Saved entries
* * * * *
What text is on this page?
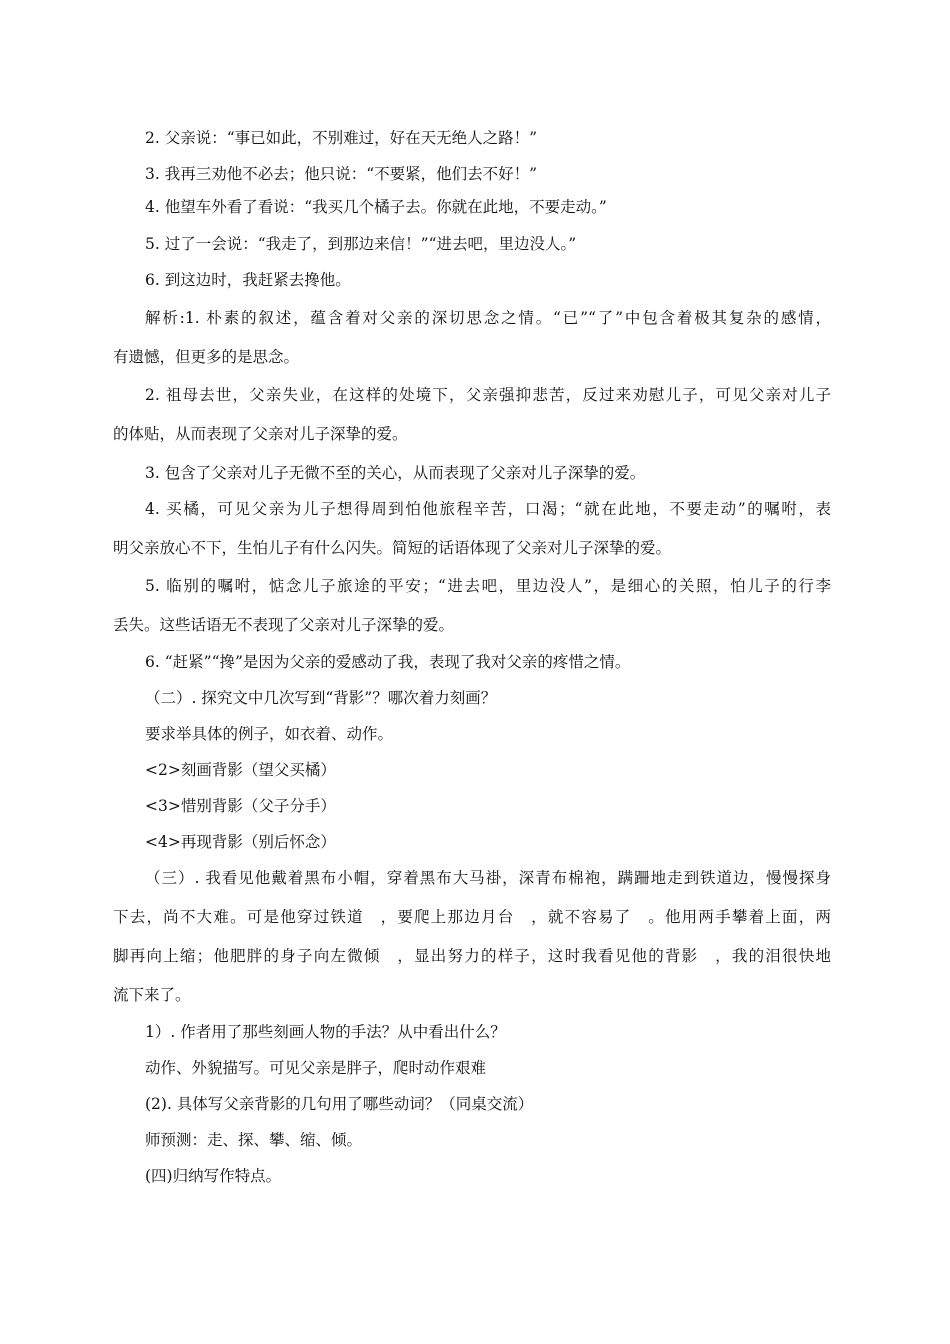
2. 父亲说：“事已如此，不别难过，好在天无绝人之路！”
3. 我再三劝他不必去；他只说：“不要紧，他们去不好！”
4. 他望车外看了看说：“我买几个橘子去。你就在此地，不要走动。”
5. 过了一会说：“我走了，到那边来信！”“进去吧，里边没人。”
6. 到这边时，我赶紧去搀他。
解析:1. 朴素的叙述，蕴含着对父亲的深切思念之情。“已”“了”中包含着极其复杂的感情，
有遗憾，但更多的是思念。
2. 祖母去世，父亲失业，在这样的处境下，父亲强抑悲苦，反过来劝慰儿子，可见父亲对儿子
的体贴，从而表现了父亲对儿子深挚的爱。
3. 包含了父亲对儿子无微不至的关心，从而表现了父亲对儿子深挚的爱。
4. 买橘，可见父亲为儿子想得周到怕他旅程辛苦，口渴；“就在此地，不要走动”的嘱咐，表
明父亲放心不下，生怕儿子有什么闪失。简短的话语体现了父亲对儿子深挚的爱。
5. 临别的嘱咐，惦念儿子旅途的平安；“进去吧，里边没人”，是细心的关照，怕儿子的行李
丢失。这些话语无不表现了父亲对儿子深挚的爱。
6. “赶紧”“搀”是因为父亲的爱感动了我，表现了我对父亲的疼惜之情。
（二）. 探究文中几次写到“背影”？哪次着力刻画？
要求举具体的例子，如衣着、动作。
<2>刻画背影（望父买橘）
<3>惜别背影（父子分手）
<4>再现背影（别后怀念）
（三）. 我看见他戴着黑布小帽，穿着黑布大马褂，深青布棉袍，蹒跚地走到铁道边，慢慢探身
下去，尚不大难。可是他穿过铁道　，要爬上那边月台　，就不容易了　。他用两手攀着上面，两
脚再向上缩；他肥胖的身子向左微倾　，显出努力的样子，这时我看见他的背影　，我的泪很快地
流下来了。
1）. 作者用了那些刻画人物的手法？从中看出什么？
动作、外貌描写。可见父亲是胖子，爬时动作艰难
(2). 具体写父亲背影的几句用了哪些动词？（同桌交流）
师预测：走、探、攀、缩、倾。
(四)归纳写作特点。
* * * * *
__AIM__: Copy the material above in full and exactly, skipping pictures.

__TASK SOLUTION__:
What text is on this page?
2. 父亲说：“事已如此，不别难过，好在天无绝人之路！”
3. 我再三劝他不必去；他只说：“不要紧，他们去不好！”
4. 他望车外看了看说：“我买几个橘子去。你就在此地，不要走动。”
5. 过了一会说：“我走了，到那边来信！”“进去吧，里边没人。”
6. 到这边时，我赶紧去搀他。
解析:1. 朴素的叙述，蕴含着对父亲的深切思念之情。“已”“了”中包含着极其复杂的感情，
有遗憾，但更多的是思念。
2. 祖母去世，父亲失业，在这样的处境下，父亲强抑悲苦，反过来劝慰儿子，可见父亲对儿子
的体贴，从而表现了父亲对儿子深挚的爱。
3. 包含了父亲对儿子无微不至的关心，从而表现了父亲对儿子深挚的爱。
4. 买橘，可见父亲为儿子想得周到怕他旅程辛苦，口渴；“就在此地，不要走动”的嘱咐，表
明父亲放心不下，生怕儿子有什么闪失。简短的话语体现了父亲对儿子深挚的爱。
5. 临别的嘱咐，惦念儿子旅途的平安；“进去吧，里边没人”，是细心的关照，怕儿子的行李
丢失。这些话语无不表现了父亲对儿子深挚的爱。
6. “赶紧”“搀”是因为父亲的爱感动了我，表现了我对父亲的疼惜之情。
（二）. 探究文中几次写到“背影”？哪次着力刻画？
要求举具体的例子，如衣着、动作。
<2>刻画背影（望父买橘）
<3>惜别背影（父子分手）
<4>再现背影（别后怀念）
（三）. 我看见他戴着黑布小帽，穿着黑布大马褂，深青布棉袍，蹒跚地走到铁道边，慢慢探身
下去，尚不大难。可是他穿过铁道　，要爬上那边月台　，就不容易了　。他用两手攀着上面，两
脚再向上缩；他肥胖的身子向左微倾　，显出努力的样子，这时我看见他的背影　，我的泪很快地
流下来了。
1）. 作者用了那些刻画人物的手法？从中看出什么？
动作、外貌描写。可见父亲是胖子，爬时动作艰难
(2). 具体写父亲背影的几句用了哪些动词？（同桌交流）
师预测：走、探、攀、缩、倾。
(四)归纳写作特点。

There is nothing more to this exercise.